* SUPPLIED PASSAGE
Personal information
- Date of birth: 9 June 1994 (age 31)
- Place of birth: Fano, Italy
- Height: 1.75 m (5 ft 9 in)
- Position: Midfielder

Team information
- Current team: Gravina
- Number: 18

Youth career
- Cesena

Senior career*
- Years: Team / Apps / (Gls)
- 2012–2014: Cesena / 1 / (0)
- 2012–2013: → Fano (loan) / 27 / (2)
- 2013–2014: → Santarcangelo (loan) / 27 / (3)
- 2014–2017: Vicenza / 50 / (1)
- 2015: → Prato (loan) / 17 / (2)
- 2017–2018: Matera / 20 / (1)
- 2019: Virtus Entella / 6 / (0)
- 2019–2021: Catanzaro / 7 / (0)
- 2021: Fano / 4 / (0)
- 2022–2023: Fidelis Andria / 31 / (4)
- 2023: Torres / 12 / (0)
- 2023–2024: Cavese / 30 / (5)
- 2024–2025: Reggina / 26 / (1)
- 2026–: Gravina / 7 / (1)

= Francesco Urso =

Italian footballer

Francesco Urso (born 9 June 1994) is an Italian professional footballer who plays as a midfielder for Serie D club Gravina.

==Career==
Born in Fano, Marche region, Urso started his career at Romagna club Cesena. He was a player in the under-17 youth team in 2010–11 season. Urso was promoted to reserve team in 2011–12, which he received first team call-up on 10 March 2012. Urso played a friendly match for the first team on 4 April.; he made his competitive debut in the round 36 (in total 38 rounds) of 2011–12 Serie A, as the half-time substitute of Tommaso Arrigoni. Both players made their unofficial Italy U18 debut on 9 May, against the reserve team of Livorno.

* ASSIGNMENT 1
In the Francesco Urso profile, write out the part starting at "- 2012–2013: →" and ending at "Catanzaro / 7 / (0)", switching "loan" to "transfer".
* ASSIGNMENT 2
Summarize the Francesco Urso profile in two sentences.
* ASSIGNMENT 3
Carry on the Francesco Urso profile from the point where it stops.
The listing has no connection to the Francesco Urso profile.

* RECORDED DATA
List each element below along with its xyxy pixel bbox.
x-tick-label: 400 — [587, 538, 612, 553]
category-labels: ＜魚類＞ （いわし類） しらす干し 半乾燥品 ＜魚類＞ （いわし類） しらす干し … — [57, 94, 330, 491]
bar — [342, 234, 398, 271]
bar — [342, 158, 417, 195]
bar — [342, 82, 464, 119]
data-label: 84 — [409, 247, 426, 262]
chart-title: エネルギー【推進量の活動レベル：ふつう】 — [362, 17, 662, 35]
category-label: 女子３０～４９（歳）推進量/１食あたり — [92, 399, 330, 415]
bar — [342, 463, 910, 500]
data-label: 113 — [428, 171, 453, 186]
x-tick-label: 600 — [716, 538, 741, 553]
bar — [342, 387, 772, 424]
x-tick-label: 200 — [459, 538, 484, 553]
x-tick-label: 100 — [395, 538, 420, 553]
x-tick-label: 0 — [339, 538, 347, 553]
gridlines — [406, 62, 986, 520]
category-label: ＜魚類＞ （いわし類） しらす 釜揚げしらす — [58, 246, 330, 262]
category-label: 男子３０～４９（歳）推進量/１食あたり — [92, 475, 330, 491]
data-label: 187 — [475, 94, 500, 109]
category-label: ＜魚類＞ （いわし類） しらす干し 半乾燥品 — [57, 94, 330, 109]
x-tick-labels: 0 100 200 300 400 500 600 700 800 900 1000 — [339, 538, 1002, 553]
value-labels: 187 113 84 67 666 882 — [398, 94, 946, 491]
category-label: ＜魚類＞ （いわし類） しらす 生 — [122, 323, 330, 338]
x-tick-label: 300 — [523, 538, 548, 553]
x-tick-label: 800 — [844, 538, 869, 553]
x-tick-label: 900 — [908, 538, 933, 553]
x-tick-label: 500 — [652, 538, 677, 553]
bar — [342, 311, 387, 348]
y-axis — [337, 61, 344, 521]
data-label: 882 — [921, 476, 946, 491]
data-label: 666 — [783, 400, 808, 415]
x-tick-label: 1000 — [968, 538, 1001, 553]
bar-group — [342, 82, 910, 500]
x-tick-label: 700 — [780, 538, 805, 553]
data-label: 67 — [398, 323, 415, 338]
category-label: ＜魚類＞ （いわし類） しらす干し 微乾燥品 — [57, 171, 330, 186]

* WRITTEN ANSWER 1
- 2012–2013: → Fano (transfer) / 27 / (2)
- 2013–2014: → Santarcangelo (transfer) / 27 / (3)
- 2014–2017: Vicenza / 50 / (1)
- 2015: → Prato (transfer) / 17 / (2)
- 2017–2018: Matera / 20 / (1)
- 2019: Virtus Entella / 6 / (0)
- 2019–2021: Catanzaro / 7 / (0)

* WRITTEN ANSWER 2
Francesco Urso, born 9 June 1994 in Fano, Italy, is an Italian professional footballer who plays as a midfielder for Serie D club Gravina. He started his career at Cesena, where he made his competitive debut in round 36 of the 2011–12 Serie A as a half-time substitute for Tommaso Arrigoni, and he later played for clubs including Vicenza, Catanzaro, Cavese and Reggina.

* WRITTEN ANSWER 3
On 24 June 2013 Urso was signed by Santarcangelo along with Marco Mariani. Santarcangelo qualified to 2014–15 Serie C as the 5th of Group B of 2013–14 Serie C2.

On 27 June 2014, few days before the closure of 2013–14 financial year, Urso was sold to another third level club Vicenza, with Salvatore Maiorana moved to the Serie A newcomer. Both players were tagged for €2 million transfer fee; Urso signed a 5-year contract. In January 2015 he joined Prato on loan.

On 26 February 2019, he signed with Serie C club Virtus Entella.

On 26 June 2019, Urso signed to Catanzaro until 30 June 2021.

On 1 February 2021 he returned to his hometown club Fano.

On 5 January 2022 he joined Fidelis Andria.

On 30 January 2023, Urso signed with Torres.